PROBLEM DESCRIPTION: Below are some records; retype all of them exactly.

Recorded data
= = = =

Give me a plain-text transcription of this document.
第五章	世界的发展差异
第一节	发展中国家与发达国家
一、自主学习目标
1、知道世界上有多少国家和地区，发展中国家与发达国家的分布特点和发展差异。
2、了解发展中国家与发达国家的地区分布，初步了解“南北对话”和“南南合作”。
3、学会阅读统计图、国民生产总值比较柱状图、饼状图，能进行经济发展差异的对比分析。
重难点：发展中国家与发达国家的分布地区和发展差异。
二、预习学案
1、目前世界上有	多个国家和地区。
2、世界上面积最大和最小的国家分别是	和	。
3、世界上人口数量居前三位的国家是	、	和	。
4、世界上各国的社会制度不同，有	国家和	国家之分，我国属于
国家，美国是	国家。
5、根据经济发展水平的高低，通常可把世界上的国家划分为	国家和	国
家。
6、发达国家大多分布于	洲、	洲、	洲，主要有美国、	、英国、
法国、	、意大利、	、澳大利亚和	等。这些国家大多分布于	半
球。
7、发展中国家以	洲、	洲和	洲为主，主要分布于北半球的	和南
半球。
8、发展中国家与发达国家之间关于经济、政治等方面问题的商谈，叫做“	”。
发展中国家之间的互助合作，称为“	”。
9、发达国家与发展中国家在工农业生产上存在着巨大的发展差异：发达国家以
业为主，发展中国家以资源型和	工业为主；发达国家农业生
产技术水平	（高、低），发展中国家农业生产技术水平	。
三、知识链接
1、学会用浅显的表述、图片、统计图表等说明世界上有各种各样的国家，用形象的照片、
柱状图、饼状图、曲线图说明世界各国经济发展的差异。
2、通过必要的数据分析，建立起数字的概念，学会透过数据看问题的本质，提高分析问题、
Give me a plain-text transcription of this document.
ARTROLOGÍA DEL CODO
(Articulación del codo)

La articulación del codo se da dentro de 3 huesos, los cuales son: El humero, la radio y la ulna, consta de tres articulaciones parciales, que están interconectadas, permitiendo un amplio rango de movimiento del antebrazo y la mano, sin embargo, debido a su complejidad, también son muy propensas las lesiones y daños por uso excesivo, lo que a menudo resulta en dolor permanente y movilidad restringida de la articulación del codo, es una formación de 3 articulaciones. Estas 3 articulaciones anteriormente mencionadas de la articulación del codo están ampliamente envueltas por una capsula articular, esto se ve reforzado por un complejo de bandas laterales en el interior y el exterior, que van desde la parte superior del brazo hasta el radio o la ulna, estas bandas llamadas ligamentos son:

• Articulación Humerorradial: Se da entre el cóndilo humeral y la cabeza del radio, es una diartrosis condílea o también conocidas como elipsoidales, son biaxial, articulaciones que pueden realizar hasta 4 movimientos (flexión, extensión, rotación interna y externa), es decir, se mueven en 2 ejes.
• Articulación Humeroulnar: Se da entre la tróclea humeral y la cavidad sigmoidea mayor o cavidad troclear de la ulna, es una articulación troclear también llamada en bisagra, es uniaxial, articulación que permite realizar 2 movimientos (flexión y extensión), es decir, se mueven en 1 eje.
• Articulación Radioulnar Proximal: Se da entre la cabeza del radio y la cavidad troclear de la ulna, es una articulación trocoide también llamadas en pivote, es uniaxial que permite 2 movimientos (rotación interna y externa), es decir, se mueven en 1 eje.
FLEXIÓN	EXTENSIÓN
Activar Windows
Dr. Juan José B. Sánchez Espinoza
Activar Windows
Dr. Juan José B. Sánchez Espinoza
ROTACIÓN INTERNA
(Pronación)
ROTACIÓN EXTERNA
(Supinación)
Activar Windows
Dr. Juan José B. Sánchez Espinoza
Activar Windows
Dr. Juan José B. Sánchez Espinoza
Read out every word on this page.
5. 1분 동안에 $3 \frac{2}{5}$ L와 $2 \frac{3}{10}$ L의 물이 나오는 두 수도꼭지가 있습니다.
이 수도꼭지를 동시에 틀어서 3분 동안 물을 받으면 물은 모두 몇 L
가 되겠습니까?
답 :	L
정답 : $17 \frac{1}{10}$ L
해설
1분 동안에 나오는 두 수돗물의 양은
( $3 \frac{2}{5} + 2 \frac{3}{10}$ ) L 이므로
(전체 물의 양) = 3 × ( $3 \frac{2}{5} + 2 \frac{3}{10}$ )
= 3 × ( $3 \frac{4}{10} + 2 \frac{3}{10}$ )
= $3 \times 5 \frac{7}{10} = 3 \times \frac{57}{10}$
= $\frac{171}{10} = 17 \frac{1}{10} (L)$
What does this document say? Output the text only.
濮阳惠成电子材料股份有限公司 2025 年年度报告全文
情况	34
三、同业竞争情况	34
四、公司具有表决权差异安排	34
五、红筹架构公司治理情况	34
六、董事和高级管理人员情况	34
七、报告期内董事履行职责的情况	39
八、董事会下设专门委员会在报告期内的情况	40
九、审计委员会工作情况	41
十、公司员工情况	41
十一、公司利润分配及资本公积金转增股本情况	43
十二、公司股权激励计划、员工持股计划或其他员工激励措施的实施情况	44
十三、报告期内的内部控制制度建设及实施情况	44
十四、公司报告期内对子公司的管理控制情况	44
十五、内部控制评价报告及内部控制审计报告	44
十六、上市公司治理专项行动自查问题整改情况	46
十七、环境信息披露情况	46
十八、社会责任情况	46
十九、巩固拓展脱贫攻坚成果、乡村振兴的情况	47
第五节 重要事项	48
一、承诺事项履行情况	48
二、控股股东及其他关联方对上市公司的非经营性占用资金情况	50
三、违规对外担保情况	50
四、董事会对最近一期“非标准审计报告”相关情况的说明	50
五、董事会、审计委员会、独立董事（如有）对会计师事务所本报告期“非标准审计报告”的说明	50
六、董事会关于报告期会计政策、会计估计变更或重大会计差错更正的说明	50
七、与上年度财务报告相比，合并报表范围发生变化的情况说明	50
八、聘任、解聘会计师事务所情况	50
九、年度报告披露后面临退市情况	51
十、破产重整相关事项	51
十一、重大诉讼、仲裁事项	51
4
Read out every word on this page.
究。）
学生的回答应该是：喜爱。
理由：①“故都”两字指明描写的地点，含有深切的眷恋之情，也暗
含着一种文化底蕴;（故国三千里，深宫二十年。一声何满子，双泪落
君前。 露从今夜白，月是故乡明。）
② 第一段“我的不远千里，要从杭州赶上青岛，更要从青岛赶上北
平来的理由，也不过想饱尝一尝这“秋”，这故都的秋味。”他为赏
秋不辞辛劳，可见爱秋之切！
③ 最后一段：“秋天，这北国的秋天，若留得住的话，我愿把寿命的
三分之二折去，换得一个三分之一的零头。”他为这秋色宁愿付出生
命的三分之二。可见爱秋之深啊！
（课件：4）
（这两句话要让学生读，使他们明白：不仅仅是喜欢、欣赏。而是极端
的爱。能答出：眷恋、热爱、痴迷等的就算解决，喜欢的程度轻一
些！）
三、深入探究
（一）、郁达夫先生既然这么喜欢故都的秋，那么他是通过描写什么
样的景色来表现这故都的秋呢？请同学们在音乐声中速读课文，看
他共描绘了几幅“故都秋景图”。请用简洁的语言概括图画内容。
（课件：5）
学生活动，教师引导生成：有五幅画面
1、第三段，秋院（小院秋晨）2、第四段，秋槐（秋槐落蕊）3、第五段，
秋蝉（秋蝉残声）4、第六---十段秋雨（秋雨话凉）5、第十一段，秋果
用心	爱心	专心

= = = =

REPLY TO THE EXERCISE:
Give me a plain-text transcription of this document.
第五章	世界的发展差异
第一节	发展中国家与发达国家
一、自主学习目标
1、知道世界上有多少国家和地区，发展中国家与发达国家的分布特点和发展差异。
2、了解发展中国家与发达国家的地区分布，初步了解“南北对话”和“南南合作”。
3、学会阅读统计图、国民生产总值比较柱状图、饼状图，能进行经济发展差异的对比分析。
重难点：发展中国家与发达国家的分布地区和发展差异。
二、预习学案
1、目前世界上有	多个国家和地区。
2、世界上面积最大和最小的国家分别是	和	。
3、世界上人口数量居前三位的国家是	、	和	。
4、世界上各国的社会制度不同，有	国家和	国家之分，我国属于
国家，美国是	国家。
5、根据经济发展水平的高低，通常可把世界上的国家划分为	国家和	国
家。
6、发达国家大多分布于	洲、	洲、	洲，主要有美国、	、英国、
法国、	、意大利、	、澳大利亚和	等。这些国家大多分布于	半
球。
7、发展中国家以	洲、	洲和	洲为主，主要分布于北半球的	和南
半球。
8、发展中国家与发达国家之间关于经济、政治等方面问题的商谈，叫做“	”。
发展中国家之间的互助合作，称为“	”。
9、发达国家与发展中国家在工农业生产上存在着巨大的发展差异：发达国家以
业为主，发展中国家以资源型和	工业为主；发达国家农业生
产技术水平	（高、低），发展中国家农业生产技术水平	。
三、知识链接
1、学会用浅显的表述、图片、统计图表等说明世界上有各种各样的国家，用形象的照片、
柱状图、饼状图、曲线图说明世界各国经济发展的差异。
2、通过必要的数据分析，建立起数字的概念，学会透过数据看问题的本质，提高分析问题、
Give me a plain-text transcription of this document.
ARTROLOGÍA DEL CODO
(Articulación del codo)

La articulación del codo se da dentro de 3 huesos, los cuales son: El humero, la radio y la ulna, consta de tres articulaciones parciales, que están interconectadas, permitiendo un amplio rango de movimiento del antebrazo y la mano, sin embargo, debido a su complejidad, también son muy propensas las lesiones y daños por uso excesivo, lo que a menudo resulta en dolor permanente y movilidad restringida de la articulación del codo, es una formación de 3 articulaciones. Estas 3 articulaciones anteriormente mencionadas de la articulación del codo están ampliamente envueltas por una capsula articular, esto se ve reforzado por un complejo de bandas laterales en el interior y el exterior, que van desde la parte superior del brazo hasta el radio o la ulna, estas bandas llamadas ligamentos son:

• Articulación Humerorradial: Se da entre el cóndilo humeral y la cabeza del radio, es una diartrosis condílea o también conocidas como elipsoidales, son biaxial, articulaciones que pueden realizar hasta 4 movimientos (flexión, extensión, rotación interna y externa), es decir, se mueven en 2 ejes.
• Articulación Humeroulnar: Se da entre la tróclea humeral y la cavidad sigmoidea mayor o cavidad troclear de la ulna, es una articulación troclear también llamada en bisagra, es uniaxial, articulación que permite realizar 2 movimientos (flexión y extensión), es decir, se mueven en 1 eje.
• Articulación Radioulnar Proximal: Se da entre la cabeza del radio y la cavidad troclear de la ulna, es una articulación trocoide también llamadas en pivote, es uniaxial que permite 2 movimientos (rotación interna y externa), es decir, se mueven en 1 eje.
FLEXIÓN	EXTENSIÓN
Activar Windows
Dr. Juan José B. Sánchez Espinoza
Activar Windows
Dr. Juan José B. Sánchez Espinoza
ROTACIÓN INTERNA
(Pronación)
ROTACIÓN EXTERNA
(Supinación)
Activar Windows
Dr. Juan José B. Sánchez Espinoza
Activar Windows
Dr. Juan José B. Sánchez Espinoza
Read out every word on this page.
5. 1분 동안에 $3 \frac{2}{5}$ L와 $2 \frac{3}{10}$ L의 물이 나오는 두 수도꼭지가 있습니다.
이 수도꼭지를 동시에 틀어서 3분 동안 물을 받으면 물은 모두 몇 L
가 되겠습니까?
답 :	L
정답 : $17 \frac{1}{10}$ L
해설
1분 동안에 나오는 두 수돗물의 양은
( $3 \frac{2}{5} + 2 \frac{3}{10}$ ) L 이므로
(전체 물의 양) = 3 × ( $3 \frac{2}{5} + 2 \frac{3}{10}$ )
= 3 × ( $3 \frac{4}{10} + 2 \frac{3}{10}$ )
= $3 \times 5 \frac{7}{10} = 3 \times \frac{57}{10}$
= $\frac{171}{10} = 17 \frac{1}{10} (L)$
What does this document say? Output the text only.
濮阳惠成电子材料股份有限公司 2025 年年度报告全文
情况	34
三、同业竞争情况	34
四、公司具有表决权差异安排	34
五、红筹架构公司治理情况	34
六、董事和高级管理人员情况	34
七、报告期内董事履行职责的情况	39
八、董事会下设专门委员会在报告期内的情况	40
九、审计委员会工作情况	41
十、公司员工情况	41
十一、公司利润分配及资本公积金转增股本情况	43
十二、公司股权激励计划、员工持股计划或其他员工激励措施的实施情况	44
十三、报告期内的内部控制制度建设及实施情况	44
十四、公司报告期内对子公司的管理控制情况	44
十五、内部控制评价报告及内部控制审计报告	44
十六、上市公司治理专项行动自查问题整改情况	46
十七、环境信息披露情况	46
十八、社会责任情况	46
十九、巩固拓展脱贫攻坚成果、乡村振兴的情况	47
第五节 重要事项	48
一、承诺事项履行情况	48
二、控股股东及其他关联方对上市公司的非经营性占用资金情况	50
三、违规对外担保情况	50
四、董事会对最近一期“非标准审计报告”相关情况的说明	50
五、董事会、审计委员会、独立董事（如有）对会计师事务所本报告期“非标准审计报告”的说明	50
六、董事会关于报告期会计政策、会计估计变更或重大会计差错更正的说明	50
七、与上年度财务报告相比，合并报表范围发生变化的情况说明	50
八、聘任、解聘会计师事务所情况	50
九、年度报告披露后面临退市情况	51
十、破产重整相关事项	51
十一、重大诉讼、仲裁事项	51
4
Read out every word on this page.
究。）
学生的回答应该是：喜爱。
理由：①“故都”两字指明描写的地点，含有深切的眷恋之情，也暗
含着一种文化底蕴;（故国三千里，深宫二十年。一声何满子，双泪落
君前。 露从今夜白，月是故乡明。）
② 第一段“我的不远千里，要从杭州赶上青岛，更要从青岛赶上北
平来的理由，也不过想饱尝一尝这“秋”，这故都的秋味。”他为赏
秋不辞辛劳，可见爱秋之切！
③ 最后一段：“秋天，这北国的秋天，若留得住的话，我愿把寿命的
三分之二折去，换得一个三分之一的零头。”他为这秋色宁愿付出生
命的三分之二。可见爱秋之深啊！
（课件：4）
（这两句话要让学生读，使他们明白：不仅仅是喜欢、欣赏。而是极端
的爱。能答出：眷恋、热爱、痴迷等的就算解决，喜欢的程度轻一
些！）
三、深入探究
（一）、郁达夫先生既然这么喜欢故都的秋，那么他是通过描写什么
样的景色来表现这故都的秋呢？请同学们在音乐声中速读课文，看
他共描绘了几幅“故都秋景图”。请用简洁的语言概括图画内容。
（课件：5）
学生活动，教师引导生成：有五幅画面
1、第三段，秋院（小院秋晨）2、第四段，秋槐（秋槐落蕊）3、第五段，
秋蝉（秋蝉残声）4、第六---十段秋雨（秋雨话凉）5、第十一段，秋果
用心	爱心	专心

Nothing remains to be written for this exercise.